- **DATASET CONTENT**
********

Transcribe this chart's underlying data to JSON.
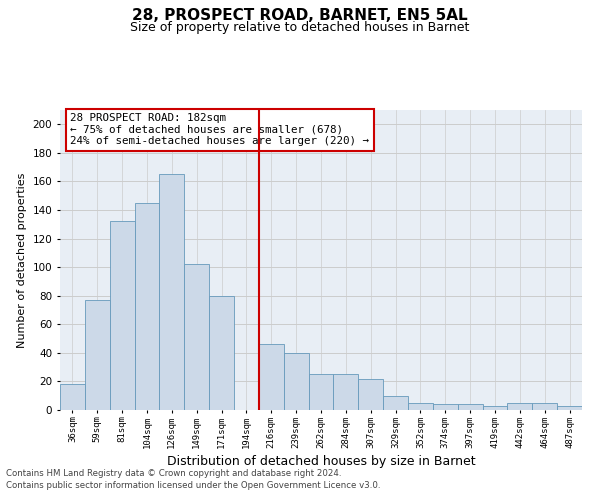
{
  "title1": "28, PROSPECT ROAD, BARNET, EN5 5AL",
  "title2": "Size of property relative to detached houses in Barnet",
  "xlabel": "Distribution of detached houses by size in Barnet",
  "ylabel": "Number of detached properties",
  "categories": [
    "36sqm",
    "59sqm",
    "81sqm",
    "104sqm",
    "126sqm",
    "149sqm",
    "171sqm",
    "194sqm",
    "216sqm",
    "239sqm",
    "262sqm",
    "284sqm",
    "307sqm",
    "329sqm",
    "352sqm",
    "374sqm",
    "397sqm",
    "419sqm",
    "442sqm",
    "464sqm",
    "487sqm"
  ],
  "values": [
    18,
    77,
    132,
    145,
    165,
    102,
    80,
    0,
    46,
    40,
    25,
    25,
    22,
    10,
    5,
    4,
    4,
    3,
    5,
    5,
    3
  ],
  "bar_color": "#ccd9e8",
  "bar_edge_color": "#6699bb",
  "redline_x": 7.5,
  "annotation_text": "28 PROSPECT ROAD: 182sqm\n← 75% of detached houses are smaller (678)\n24% of semi-detached houses are larger (220) →",
  "annotation_box_edge": "#cc0000",
  "redline_color": "#cc0000",
  "footnote1": "Contains HM Land Registry data © Crown copyright and database right 2024.",
  "footnote2": "Contains public sector information licensed under the Open Government Licence v3.0.",
  "ylim": [
    0,
    210
  ],
  "yticks": [
    0,
    20,
    40,
    60,
    80,
    100,
    120,
    140,
    160,
    180,
    200
  ],
  "grid_color": "#cccccc",
  "bg_color": "#e8eef5",
  "title1_fontsize": 11,
  "title2_fontsize": 9,
  "xlabel_fontsize": 9,
  "ylabel_fontsize": 8
}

********

- **REQUIRED WORK**
Exclude the images and reproduce the remaining data exactly.

- **WRITTEN ANSWER**
Transcribe this chart's underlying data to JSON.
{
  "title1": "28, PROSPECT ROAD, BARNET, EN5 5AL",
  "title2": "Size of property relative to detached houses in Barnet",
  "xlabel": "Distribution of detached houses by size in Barnet",
  "ylabel": "Number of detached properties",
  "categories": [
    "36sqm",
    "59sqm",
    "81sqm",
    "104sqm",
    "126sqm",
    "149sqm",
    "171sqm",
    "194sqm",
    "216sqm",
    "239sqm",
    "262sqm",
    "284sqm",
    "307sqm",
    "329sqm",
    "352sqm",
    "374sqm",
    "397sqm",
    "419sqm",
    "442sqm",
    "464sqm",
    "487sqm"
  ],
  "values": [
    18,
    77,
    132,
    145,
    165,
    102,
    80,
    0,
    46,
    40,
    25,
    25,
    22,
    10,
    5,
    4,
    4,
    3,
    5,
    5,
    3
  ],
  "bar_color": "#ccd9e8",
  "bar_edge_color": "#6699bb",
  "redline_x": 7.5,
  "annotation_text": "28 PROSPECT ROAD: 182sqm\n← 75% of detached houses are smaller (678)\n24% of semi-detached houses are larger (220) →",
  "annotation_box_edge": "#cc0000",
  "redline_color": "#cc0000",
  "footnote1": "Contains HM Land Registry data © Crown copyright and database right 2024.",
  "footnote2": "Contains public sector information licensed under the Open Government Licence v3.0.",
  "ylim": [
    0,
    210
  ],
  "yticks": [
    0,
    20,
    40,
    60,
    80,
    100,
    120,
    140,
    160,
    180,
    200
  ],
  "grid_color": "#cccccc",
  "bg_color": "#e8eef5",
  "title1_fontsize": 11,
  "title2_fontsize": 9,
  "xlabel_fontsize": 9,
  "ylabel_fontsize": 8
}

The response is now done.